'''

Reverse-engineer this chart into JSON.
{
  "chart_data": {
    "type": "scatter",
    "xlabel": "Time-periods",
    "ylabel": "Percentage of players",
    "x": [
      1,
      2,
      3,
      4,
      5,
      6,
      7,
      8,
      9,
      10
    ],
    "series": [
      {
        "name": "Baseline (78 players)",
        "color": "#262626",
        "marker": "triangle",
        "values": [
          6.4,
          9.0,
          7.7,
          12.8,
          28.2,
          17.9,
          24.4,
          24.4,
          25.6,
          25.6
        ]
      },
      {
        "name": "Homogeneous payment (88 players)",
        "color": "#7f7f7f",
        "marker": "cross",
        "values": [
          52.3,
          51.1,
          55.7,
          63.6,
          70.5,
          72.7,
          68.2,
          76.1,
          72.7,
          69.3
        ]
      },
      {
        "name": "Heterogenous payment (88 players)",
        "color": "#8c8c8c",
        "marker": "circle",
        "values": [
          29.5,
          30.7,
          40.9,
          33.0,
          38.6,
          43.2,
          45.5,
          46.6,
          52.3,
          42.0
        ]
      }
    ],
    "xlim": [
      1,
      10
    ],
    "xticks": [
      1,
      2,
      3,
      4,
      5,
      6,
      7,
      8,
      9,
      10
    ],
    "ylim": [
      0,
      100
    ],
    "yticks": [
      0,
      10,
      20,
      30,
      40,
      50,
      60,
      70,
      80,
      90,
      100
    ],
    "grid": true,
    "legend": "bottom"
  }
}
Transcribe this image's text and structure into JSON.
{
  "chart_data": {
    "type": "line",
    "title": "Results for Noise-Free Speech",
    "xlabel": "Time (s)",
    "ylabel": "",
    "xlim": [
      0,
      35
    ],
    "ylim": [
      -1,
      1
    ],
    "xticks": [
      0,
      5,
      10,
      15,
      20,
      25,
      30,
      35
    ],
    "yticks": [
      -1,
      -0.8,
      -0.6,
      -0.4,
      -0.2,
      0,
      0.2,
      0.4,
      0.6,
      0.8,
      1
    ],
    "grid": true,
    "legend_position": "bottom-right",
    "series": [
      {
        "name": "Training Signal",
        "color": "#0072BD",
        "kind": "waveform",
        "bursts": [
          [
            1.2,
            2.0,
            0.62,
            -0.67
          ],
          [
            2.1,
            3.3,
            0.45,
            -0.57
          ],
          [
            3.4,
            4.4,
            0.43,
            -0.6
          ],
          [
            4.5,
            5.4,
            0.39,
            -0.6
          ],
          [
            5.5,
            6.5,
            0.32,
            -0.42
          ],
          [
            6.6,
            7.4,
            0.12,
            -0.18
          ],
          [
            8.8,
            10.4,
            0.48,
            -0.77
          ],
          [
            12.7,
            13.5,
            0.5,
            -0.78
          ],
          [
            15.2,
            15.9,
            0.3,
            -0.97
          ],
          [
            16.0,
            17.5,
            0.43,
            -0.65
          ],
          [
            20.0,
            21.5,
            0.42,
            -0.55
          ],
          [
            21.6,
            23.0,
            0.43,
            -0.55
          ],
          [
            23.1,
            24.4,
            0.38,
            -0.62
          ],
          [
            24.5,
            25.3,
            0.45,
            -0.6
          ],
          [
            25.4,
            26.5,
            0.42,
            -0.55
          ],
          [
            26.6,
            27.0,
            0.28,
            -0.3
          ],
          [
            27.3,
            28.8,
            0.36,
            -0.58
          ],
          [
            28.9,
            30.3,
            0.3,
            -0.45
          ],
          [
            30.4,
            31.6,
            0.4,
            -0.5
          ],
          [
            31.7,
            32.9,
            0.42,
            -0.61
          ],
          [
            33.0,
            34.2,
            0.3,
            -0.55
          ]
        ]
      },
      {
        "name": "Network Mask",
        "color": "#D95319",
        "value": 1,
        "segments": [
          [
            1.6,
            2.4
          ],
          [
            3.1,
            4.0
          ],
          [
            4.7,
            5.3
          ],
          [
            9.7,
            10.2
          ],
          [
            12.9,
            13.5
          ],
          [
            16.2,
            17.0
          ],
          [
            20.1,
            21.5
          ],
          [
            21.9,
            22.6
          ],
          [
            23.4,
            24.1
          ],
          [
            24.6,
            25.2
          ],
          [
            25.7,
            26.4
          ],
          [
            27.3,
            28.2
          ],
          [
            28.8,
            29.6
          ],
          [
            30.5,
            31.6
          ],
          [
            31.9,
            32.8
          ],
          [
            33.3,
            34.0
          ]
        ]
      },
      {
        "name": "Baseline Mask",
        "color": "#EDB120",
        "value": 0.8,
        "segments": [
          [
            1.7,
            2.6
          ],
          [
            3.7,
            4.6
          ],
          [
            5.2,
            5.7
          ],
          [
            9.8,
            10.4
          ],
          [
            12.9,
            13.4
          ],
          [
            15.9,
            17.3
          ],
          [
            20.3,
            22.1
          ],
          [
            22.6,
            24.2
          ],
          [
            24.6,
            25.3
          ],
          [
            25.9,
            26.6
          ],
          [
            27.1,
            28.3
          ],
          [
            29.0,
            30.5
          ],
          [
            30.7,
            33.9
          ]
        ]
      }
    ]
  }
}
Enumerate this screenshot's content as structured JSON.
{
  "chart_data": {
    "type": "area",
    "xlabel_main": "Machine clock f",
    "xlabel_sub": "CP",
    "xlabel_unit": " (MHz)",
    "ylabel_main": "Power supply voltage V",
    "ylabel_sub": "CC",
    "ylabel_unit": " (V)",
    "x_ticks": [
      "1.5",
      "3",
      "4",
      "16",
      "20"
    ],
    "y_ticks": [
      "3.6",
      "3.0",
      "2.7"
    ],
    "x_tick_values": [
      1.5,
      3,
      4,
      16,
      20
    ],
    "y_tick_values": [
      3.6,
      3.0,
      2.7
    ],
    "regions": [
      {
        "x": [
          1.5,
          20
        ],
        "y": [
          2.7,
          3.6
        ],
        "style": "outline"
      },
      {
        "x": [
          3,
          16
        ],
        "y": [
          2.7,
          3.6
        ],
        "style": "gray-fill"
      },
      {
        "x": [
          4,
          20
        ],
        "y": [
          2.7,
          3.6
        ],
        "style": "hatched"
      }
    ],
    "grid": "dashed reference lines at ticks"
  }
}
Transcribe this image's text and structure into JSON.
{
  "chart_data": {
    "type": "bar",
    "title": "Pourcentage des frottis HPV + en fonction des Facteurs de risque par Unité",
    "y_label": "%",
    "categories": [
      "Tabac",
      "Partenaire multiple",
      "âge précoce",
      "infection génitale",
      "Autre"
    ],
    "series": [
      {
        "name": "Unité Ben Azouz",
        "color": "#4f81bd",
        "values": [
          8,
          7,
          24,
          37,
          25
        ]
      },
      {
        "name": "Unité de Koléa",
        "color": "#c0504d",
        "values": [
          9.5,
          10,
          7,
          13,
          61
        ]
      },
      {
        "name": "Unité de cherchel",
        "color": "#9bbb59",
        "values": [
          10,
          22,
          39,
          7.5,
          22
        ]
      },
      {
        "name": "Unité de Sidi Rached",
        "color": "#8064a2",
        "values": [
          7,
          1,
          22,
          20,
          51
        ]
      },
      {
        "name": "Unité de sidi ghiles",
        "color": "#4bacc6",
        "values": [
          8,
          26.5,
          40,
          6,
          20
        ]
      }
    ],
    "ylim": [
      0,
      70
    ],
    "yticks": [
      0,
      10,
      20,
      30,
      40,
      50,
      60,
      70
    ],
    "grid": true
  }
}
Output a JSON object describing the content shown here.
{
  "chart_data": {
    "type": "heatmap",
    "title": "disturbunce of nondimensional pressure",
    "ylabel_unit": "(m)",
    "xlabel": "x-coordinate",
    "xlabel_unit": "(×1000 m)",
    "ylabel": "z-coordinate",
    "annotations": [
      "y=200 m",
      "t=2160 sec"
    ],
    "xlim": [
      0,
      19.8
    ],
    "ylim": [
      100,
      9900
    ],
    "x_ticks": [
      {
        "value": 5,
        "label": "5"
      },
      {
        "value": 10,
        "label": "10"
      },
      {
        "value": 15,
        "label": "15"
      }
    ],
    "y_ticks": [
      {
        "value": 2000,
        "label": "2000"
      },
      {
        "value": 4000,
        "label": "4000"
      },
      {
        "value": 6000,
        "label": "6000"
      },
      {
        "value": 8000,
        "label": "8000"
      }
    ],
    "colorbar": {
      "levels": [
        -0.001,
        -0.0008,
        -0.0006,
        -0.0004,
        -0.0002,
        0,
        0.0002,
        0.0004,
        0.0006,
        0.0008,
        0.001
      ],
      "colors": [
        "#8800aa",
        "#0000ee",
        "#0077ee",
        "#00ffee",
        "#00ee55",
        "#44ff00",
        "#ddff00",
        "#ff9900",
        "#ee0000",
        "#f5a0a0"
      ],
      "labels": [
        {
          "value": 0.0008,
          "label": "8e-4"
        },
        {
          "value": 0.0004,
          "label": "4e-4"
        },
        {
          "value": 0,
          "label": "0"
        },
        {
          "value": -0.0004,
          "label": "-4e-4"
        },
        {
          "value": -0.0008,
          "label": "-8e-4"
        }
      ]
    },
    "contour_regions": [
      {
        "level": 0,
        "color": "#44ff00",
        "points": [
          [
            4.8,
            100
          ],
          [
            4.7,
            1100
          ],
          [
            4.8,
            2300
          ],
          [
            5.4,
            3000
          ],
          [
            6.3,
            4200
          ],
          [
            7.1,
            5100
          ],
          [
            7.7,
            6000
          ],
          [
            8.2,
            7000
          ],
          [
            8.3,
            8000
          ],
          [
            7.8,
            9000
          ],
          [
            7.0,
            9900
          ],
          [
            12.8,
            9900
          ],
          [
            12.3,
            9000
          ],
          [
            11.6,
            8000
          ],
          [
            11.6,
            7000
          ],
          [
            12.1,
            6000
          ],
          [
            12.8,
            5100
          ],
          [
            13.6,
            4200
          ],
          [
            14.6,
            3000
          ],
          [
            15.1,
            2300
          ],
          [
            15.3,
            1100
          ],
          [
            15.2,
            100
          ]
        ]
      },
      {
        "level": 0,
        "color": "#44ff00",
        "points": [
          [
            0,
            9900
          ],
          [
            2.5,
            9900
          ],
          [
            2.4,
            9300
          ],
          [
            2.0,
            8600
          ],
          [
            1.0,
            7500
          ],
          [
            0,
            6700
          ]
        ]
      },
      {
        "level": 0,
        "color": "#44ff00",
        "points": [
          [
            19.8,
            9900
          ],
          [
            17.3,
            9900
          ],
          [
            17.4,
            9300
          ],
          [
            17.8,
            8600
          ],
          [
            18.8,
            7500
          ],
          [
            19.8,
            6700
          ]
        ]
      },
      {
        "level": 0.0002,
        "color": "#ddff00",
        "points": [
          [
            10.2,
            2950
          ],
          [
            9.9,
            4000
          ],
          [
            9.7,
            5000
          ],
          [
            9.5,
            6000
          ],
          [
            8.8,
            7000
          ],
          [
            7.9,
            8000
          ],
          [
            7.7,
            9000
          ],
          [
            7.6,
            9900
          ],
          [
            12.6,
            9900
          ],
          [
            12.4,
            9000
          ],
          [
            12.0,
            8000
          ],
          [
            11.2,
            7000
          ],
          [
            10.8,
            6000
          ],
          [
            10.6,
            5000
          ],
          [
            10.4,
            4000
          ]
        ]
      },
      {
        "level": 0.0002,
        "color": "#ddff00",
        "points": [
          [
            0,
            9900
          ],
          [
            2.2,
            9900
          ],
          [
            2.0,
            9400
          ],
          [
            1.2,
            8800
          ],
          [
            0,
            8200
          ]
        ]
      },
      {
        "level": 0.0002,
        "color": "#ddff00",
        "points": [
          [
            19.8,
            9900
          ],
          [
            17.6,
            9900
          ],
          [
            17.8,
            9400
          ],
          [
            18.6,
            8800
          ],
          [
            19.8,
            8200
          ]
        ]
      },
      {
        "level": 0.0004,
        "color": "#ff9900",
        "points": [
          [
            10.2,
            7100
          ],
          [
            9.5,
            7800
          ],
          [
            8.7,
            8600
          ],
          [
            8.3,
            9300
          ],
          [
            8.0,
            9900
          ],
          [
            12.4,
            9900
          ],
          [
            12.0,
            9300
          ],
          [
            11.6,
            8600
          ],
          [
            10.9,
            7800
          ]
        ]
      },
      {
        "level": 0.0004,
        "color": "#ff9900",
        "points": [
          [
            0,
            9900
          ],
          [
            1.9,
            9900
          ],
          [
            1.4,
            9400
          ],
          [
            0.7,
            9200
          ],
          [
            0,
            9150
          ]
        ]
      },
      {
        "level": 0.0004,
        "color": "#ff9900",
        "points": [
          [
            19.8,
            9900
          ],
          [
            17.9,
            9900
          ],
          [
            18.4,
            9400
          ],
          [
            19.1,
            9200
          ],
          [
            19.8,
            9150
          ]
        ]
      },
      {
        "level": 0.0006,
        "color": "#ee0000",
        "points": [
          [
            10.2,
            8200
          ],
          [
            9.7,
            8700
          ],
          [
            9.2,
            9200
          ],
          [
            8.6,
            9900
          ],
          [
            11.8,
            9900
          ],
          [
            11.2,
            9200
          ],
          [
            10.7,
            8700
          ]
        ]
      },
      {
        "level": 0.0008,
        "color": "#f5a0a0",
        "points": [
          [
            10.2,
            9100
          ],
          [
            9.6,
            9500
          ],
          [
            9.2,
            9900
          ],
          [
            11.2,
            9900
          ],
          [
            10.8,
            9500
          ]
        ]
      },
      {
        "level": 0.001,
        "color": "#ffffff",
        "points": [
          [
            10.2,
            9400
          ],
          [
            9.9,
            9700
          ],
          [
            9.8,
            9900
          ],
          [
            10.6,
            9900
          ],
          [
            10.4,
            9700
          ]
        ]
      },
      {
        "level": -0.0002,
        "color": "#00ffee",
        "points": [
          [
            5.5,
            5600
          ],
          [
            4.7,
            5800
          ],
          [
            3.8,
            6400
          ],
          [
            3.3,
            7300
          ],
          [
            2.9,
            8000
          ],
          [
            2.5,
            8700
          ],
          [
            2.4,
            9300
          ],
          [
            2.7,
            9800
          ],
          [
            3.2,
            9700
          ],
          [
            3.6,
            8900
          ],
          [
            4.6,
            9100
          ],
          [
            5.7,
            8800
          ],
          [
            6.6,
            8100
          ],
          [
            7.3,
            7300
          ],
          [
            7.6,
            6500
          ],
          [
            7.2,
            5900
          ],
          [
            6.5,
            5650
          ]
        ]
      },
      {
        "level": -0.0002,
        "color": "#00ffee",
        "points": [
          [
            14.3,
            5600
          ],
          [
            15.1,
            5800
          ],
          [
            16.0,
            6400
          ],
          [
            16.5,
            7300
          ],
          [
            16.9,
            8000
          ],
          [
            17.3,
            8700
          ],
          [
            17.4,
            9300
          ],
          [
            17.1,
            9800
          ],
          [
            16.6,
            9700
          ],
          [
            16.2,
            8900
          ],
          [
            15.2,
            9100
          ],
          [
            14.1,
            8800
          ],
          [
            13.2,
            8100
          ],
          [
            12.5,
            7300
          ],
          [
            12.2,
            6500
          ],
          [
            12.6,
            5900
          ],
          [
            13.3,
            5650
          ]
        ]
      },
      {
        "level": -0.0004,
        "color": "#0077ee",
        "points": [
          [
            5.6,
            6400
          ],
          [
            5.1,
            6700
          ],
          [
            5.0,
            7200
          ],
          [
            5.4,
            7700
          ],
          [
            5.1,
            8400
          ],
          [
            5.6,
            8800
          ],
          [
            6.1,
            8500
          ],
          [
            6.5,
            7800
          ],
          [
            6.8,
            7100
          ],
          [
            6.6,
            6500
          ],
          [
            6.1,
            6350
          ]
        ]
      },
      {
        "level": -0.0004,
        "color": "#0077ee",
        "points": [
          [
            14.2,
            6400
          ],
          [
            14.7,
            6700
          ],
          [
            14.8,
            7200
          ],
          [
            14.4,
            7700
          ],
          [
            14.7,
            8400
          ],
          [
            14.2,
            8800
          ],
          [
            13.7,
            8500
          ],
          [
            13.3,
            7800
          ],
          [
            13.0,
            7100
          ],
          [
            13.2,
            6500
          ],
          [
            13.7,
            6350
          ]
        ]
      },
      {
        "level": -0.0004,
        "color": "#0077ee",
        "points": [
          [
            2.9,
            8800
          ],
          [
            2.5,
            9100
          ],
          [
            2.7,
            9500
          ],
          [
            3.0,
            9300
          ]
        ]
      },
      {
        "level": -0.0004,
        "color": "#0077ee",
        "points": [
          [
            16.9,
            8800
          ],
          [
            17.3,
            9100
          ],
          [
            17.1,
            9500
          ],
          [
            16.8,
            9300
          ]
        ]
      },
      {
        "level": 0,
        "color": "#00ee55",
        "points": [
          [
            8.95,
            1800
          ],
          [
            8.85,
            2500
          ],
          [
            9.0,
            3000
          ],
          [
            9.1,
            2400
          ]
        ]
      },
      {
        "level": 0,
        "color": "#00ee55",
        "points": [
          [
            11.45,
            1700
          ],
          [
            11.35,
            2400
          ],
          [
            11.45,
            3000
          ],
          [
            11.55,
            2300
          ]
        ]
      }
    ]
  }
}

'''

# Goal of the exercise
Using the listing above, work out how many of its lines include "type", and give only the result.

# Written reply
5